● What the task asks:
Write out exactly the lines running from the one that contains "Give me a plain-text" through the end of the material.

● Material provided:
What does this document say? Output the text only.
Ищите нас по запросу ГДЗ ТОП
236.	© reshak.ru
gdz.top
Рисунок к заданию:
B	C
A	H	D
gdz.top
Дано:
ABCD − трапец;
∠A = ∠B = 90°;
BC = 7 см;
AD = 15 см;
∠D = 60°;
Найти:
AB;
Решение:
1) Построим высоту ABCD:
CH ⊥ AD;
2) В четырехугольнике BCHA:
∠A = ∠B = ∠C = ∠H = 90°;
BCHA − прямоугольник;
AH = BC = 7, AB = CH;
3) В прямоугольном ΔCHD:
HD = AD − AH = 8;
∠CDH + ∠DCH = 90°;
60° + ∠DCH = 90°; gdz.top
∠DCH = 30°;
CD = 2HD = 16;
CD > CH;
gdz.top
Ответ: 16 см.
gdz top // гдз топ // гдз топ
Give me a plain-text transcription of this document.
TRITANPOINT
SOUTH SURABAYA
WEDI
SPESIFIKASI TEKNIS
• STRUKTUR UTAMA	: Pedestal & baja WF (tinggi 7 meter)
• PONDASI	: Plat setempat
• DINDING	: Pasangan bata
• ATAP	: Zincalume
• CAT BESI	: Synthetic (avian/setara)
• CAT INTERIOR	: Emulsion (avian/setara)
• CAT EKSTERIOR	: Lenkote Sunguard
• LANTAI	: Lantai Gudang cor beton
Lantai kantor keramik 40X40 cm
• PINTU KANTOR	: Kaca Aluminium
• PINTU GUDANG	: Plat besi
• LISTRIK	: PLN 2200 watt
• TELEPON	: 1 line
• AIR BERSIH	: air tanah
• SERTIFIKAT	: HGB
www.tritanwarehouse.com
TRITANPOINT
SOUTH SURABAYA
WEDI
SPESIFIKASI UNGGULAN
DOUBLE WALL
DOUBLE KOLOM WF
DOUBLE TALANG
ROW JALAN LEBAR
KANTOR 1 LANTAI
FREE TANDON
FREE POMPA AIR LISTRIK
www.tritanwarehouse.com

● Solution to the exercise:
Give me a plain-text transcription of this document.
TRITANPOINT
SOUTH SURABAYA
WEDI
SPESIFIKASI TEKNIS
• STRUKTUR UTAMA	: Pedestal & baja WF (tinggi 7 meter)
• PONDASI	: Plat setempat
• DINDING	: Pasangan bata
• ATAP	: Zincalume
• CAT BESI	: Synthetic (avian/setara)
• CAT INTERIOR	: Emulsion (avian/setara)
• CAT EKSTERIOR	: Lenkote Sunguard
• LANTAI	: Lantai Gudang cor beton
Lantai kantor keramik 40X40 cm
• PINTU KANTOR	: Kaca Aluminium
• PINTU GUDANG	: Plat besi
• LISTRIK	: PLN 2200 watt
• TELEPON	: 1 line
• AIR BERSIH	: air tanah
• SERTIFIKAT	: HGB
www.tritanwarehouse.com
TRITANPOINT
SOUTH SURABAYA
WEDI
SPESIFIKASI UNGGULAN
DOUBLE WALL
DOUBLE KOLOM WF
DOUBLE TALANG
ROW JALAN LEBAR
KANTOR 1 LANTAI
FREE TANDON
FREE POMPA AIR LISTRIK
www.tritanwarehouse.com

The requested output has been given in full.